## Begin Data extract

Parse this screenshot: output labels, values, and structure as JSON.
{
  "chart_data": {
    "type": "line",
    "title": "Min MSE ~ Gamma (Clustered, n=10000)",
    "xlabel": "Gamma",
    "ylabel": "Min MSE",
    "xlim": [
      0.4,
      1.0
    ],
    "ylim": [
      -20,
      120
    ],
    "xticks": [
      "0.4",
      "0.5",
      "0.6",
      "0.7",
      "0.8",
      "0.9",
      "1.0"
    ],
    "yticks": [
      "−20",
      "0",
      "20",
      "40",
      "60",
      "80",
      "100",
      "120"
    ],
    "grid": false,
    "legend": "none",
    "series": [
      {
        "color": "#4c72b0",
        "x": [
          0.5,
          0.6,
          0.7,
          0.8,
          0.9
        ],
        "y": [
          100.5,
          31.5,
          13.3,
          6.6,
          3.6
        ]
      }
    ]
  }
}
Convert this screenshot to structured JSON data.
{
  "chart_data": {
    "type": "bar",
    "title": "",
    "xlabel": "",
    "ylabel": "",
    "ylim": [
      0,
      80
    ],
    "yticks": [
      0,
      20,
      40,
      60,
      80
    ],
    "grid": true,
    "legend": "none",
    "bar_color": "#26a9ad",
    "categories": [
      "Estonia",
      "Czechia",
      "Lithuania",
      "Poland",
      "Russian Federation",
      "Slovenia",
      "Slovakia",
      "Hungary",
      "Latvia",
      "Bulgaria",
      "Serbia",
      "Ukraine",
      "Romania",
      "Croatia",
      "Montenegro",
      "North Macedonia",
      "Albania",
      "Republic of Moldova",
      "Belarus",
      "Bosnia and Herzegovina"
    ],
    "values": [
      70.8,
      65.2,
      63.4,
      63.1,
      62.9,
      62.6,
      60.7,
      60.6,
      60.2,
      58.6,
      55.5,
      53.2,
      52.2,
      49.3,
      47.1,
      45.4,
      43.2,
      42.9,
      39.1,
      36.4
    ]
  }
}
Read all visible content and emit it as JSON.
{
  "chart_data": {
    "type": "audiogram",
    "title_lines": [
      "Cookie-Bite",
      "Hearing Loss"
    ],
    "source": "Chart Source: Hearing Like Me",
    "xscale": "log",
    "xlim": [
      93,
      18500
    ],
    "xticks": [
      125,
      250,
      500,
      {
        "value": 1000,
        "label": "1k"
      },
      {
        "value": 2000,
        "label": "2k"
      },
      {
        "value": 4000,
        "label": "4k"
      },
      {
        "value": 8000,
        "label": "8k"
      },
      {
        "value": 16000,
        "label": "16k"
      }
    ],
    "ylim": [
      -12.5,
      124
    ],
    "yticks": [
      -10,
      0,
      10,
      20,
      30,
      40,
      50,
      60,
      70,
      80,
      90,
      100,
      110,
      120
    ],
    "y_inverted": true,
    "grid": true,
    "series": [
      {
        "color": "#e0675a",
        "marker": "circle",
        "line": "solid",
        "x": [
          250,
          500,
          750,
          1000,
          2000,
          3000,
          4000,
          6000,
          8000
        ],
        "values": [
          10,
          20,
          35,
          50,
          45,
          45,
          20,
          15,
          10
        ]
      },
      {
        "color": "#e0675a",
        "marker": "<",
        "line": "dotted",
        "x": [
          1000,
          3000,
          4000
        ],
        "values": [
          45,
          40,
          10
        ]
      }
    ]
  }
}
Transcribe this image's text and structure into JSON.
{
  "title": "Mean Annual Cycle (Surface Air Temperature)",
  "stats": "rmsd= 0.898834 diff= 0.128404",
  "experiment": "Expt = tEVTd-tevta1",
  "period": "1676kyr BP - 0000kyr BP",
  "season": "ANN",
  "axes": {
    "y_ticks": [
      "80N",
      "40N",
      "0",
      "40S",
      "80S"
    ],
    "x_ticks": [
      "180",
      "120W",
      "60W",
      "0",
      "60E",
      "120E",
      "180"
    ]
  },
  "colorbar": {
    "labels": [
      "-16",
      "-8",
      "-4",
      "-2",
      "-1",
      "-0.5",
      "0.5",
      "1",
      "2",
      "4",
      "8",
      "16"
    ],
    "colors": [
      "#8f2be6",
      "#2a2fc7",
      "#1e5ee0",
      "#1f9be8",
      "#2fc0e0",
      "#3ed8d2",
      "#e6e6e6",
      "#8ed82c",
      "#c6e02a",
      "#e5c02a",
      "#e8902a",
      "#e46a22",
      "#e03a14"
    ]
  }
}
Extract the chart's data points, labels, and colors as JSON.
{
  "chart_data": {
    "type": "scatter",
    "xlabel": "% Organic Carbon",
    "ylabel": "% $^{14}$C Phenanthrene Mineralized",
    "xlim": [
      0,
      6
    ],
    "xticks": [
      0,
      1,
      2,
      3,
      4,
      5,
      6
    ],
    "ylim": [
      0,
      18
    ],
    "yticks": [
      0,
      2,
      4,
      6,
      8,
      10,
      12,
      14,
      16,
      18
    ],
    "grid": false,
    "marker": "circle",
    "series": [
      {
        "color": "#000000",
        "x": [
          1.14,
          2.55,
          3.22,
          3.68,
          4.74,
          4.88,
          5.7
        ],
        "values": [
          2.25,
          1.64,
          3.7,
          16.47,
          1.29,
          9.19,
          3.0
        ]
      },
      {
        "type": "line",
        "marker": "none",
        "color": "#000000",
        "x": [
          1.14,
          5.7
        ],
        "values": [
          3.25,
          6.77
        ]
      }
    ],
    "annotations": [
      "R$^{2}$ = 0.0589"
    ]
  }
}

## End Data extract

> Work required
Transcribe each entry precisely, missing none.

> Answer to this problem
Parse this screenshot: output labels, values, and structure as JSON.
{
  "chart_data": {
    "type": "line",
    "title": "Min MSE ~ Gamma (Clustered, n=10000)",
    "xlabel": "Gamma",
    "ylabel": "Min MSE",
    "xlim": [
      0.4,
      1.0
    ],
    "ylim": [
      -20,
      120
    ],
    "xticks": [
      "0.4",
      "0.5",
      "0.6",
      "0.7",
      "0.8",
      "0.9",
      "1.0"
    ],
    "yticks": [
      "−20",
      "0",
      "20",
      "40",
      "60",
      "80",
      "100",
      "120"
    ],
    "grid": false,
    "legend": "none",
    "series": [
      {
        "color": "#4c72b0",
        "x": [
          0.5,
          0.6,
          0.7,
          0.8,
          0.9
        ],
        "y": [
          100.5,
          31.5,
          13.3,
          6.6,
          3.6
        ]
      }
    ]
  }
}
Convert this screenshot to structured JSON data.
{
  "chart_data": {
    "type": "bar",
    "title": "",
    "xlabel": "",
    "ylabel": "",
    "ylim": [
      0,
      80
    ],
    "yticks": [
      0,
      20,
      40,
      60,
      80
    ],
    "grid": true,
    "legend": "none",
    "bar_color": "#26a9ad",
    "categories": [
      "Estonia",
      "Czechia",
      "Lithuania",
      "Poland",
      "Russian Federation",
      "Slovenia",
      "Slovakia",
      "Hungary",
      "Latvia",
      "Bulgaria",
      "Serbia",
      "Ukraine",
      "Romania",
      "Croatia",
      "Montenegro",
      "North Macedonia",
      "Albania",
      "Republic of Moldova",
      "Belarus",
      "Bosnia and Herzegovina"
    ],
    "values": [
      70.8,
      65.2,
      63.4,
      63.1,
      62.9,
      62.6,
      60.7,
      60.6,
      60.2,
      58.6,
      55.5,
      53.2,
      52.2,
      49.3,
      47.1,
      45.4,
      43.2,
      42.9,
      39.1,
      36.4
    ]
  }
}
Read all visible content and emit it as JSON.
{
  "chart_data": {
    "type": "audiogram",
    "title_lines": [
      "Cookie-Bite",
      "Hearing Loss"
    ],
    "source": "Chart Source: Hearing Like Me",
    "xscale": "log",
    "xlim": [
      93,
      18500
    ],
    "xticks": [
      125,
      250,
      500,
      {
        "value": 1000,
        "label": "1k"
      },
      {
        "value": 2000,
        "label": "2k"
      },
      {
        "value": 4000,
        "label": "4k"
      },
      {
        "value": 8000,
        "label": "8k"
      },
      {
        "value": 16000,
        "label": "16k"
      }
    ],
    "ylim": [
      -12.5,
      124
    ],
    "yticks": [
      -10,
      0,
      10,
      20,
      30,
      40,
      50,
      60,
      70,
      80,
      90,
      100,
      110,
      120
    ],
    "y_inverted": true,
    "grid": true,
    "series": [
      {
        "color": "#e0675a",
        "marker": "circle",
        "line": "solid",
        "x": [
          250,
          500,
          750,
          1000,
          2000,
          3000,
          4000,
          6000,
          8000
        ],
        "values": [
          10,
          20,
          35,
          50,
          45,
          45,
          20,
          15,
          10
        ]
      },
      {
        "color": "#e0675a",
        "marker": "<",
        "line": "dotted",
        "x": [
          1000,
          3000,
          4000
        ],
        "values": [
          45,
          40,
          10
        ]
      }
    ]
  }
}
Transcribe this image's text and structure into JSON.
{
  "title": "Mean Annual Cycle (Surface Air Temperature)",
  "stats": "rmsd= 0.898834 diff= 0.128404",
  "experiment": "Expt = tEVTd-tevta1",
  "period": "1676kyr BP - 0000kyr BP",
  "season": "ANN",
  "axes": {
    "y_ticks": [
      "80N",
      "40N",
      "0",
      "40S",
      "80S"
    ],
    "x_ticks": [
      "180",
      "120W",
      "60W",
      "0",
      "60E",
      "120E",
      "180"
    ]
  },
  "colorbar": {
    "labels": [
      "-16",
      "-8",
      "-4",
      "-2",
      "-1",
      "-0.5",
      "0.5",
      "1",
      "2",
      "4",
      "8",
      "16"
    ],
    "colors": [
      "#8f2be6",
      "#2a2fc7",
      "#1e5ee0",
      "#1f9be8",
      "#2fc0e0",
      "#3ed8d2",
      "#e6e6e6",
      "#8ed82c",
      "#c6e02a",
      "#e5c02a",
      "#e8902a",
      "#e46a22",
      "#e03a14"
    ]
  }
}
Extract the chart's data points, labels, and colors as JSON.
{
  "chart_data": {
    "type": "scatter",
    "xlabel": "% Organic Carbon",
    "ylabel": "% $^{14}$C Phenanthrene Mineralized",
    "xlim": [
      0,
      6
    ],
    "xticks": [
      0,
      1,
      2,
      3,
      4,
      5,
      6
    ],
    "ylim": [
      0,
      18
    ],
    "yticks": [
      0,
      2,
      4,
      6,
      8,
      10,
      12,
      14,
      16,
      18
    ],
    "grid": false,
    "marker": "circle",
    "series": [
      {
        "color": "#000000",
        "x": [
          1.14,
          2.55,
          3.22,
          3.68,
          4.74,
          4.88,
          5.7
        ],
        "values": [
          2.25,
          1.64,
          3.7,
          16.47,
          1.29,
          9.19,
          3.0
        ]
      },
      {
        "type": "line",
        "marker": "none",
        "color": "#000000",
        "x": [
          1.14,
          5.7
        ],
        "values": [
          3.25,
          6.77
        ]
      }
    ],
    "annotations": [
      "R$^{2}$ = 0.0589"
    ]
  }
}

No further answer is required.